(Dataset records)
** Begin **
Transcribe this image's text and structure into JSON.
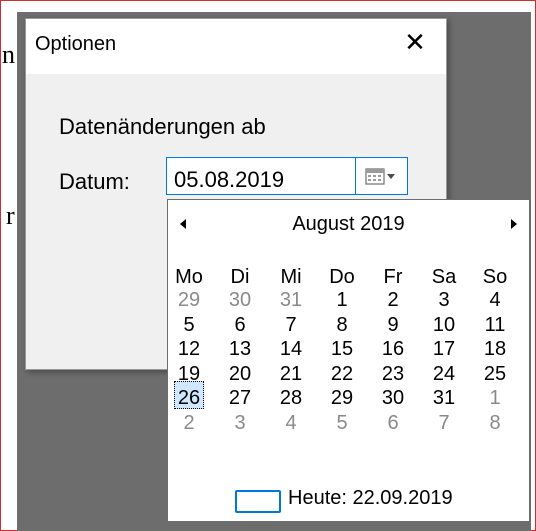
{
  "background": {
    "fragment_1": "n",
    "fragment_2": "r"
  },
  "dialog": {
    "title": "Optionen",
    "close_glyph": "✕",
    "section_label": "Datenänderungen ab",
    "date_label": "Datum:",
    "date_value": "05.08.2019",
    "calendar_button_icon": "calendar-dropdown-icon"
  },
  "calendar": {
    "month_label": "August 2019",
    "prev_glyph": "◀",
    "next_glyph": "▶",
    "weekdays": [
      "Mo",
      "Di",
      "Mi",
      "Do",
      "Fr",
      "Sa",
      "So"
    ],
    "weeks": [
      [
        "29",
        "30",
        "31",
        "1",
        "2",
        "3",
        "4"
      ],
      [
        "5",
        "6",
        "7",
        "8",
        "9",
        "10",
        "11"
      ],
      [
        "12",
        "13",
        "14",
        "15",
        "16",
        "17",
        "18"
      ],
      [
        "19",
        "20",
        "21",
        "22",
        "23",
        "24",
        "25"
      ],
      [
        "26",
        "27",
        "28",
        "29",
        "30",
        "31",
        "1"
      ],
      [
        "2",
        "3",
        "4",
        "5",
        "6",
        "7",
        "8"
      ]
    ],
    "selected_day": "5",
    "today_label": "Heute: 22.09.2019"
  },
  "colors": {
    "accent": "#0078d7",
    "selection": "#cde8ff",
    "muted": "#8a8a8a"
  }
}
** End **
Exercise brief => Which lines contain "calendar"? Copy each of them out.

Problem solution =>
    "calendar_button_icon": "calendar-dropdown-icon"
  "calendar": {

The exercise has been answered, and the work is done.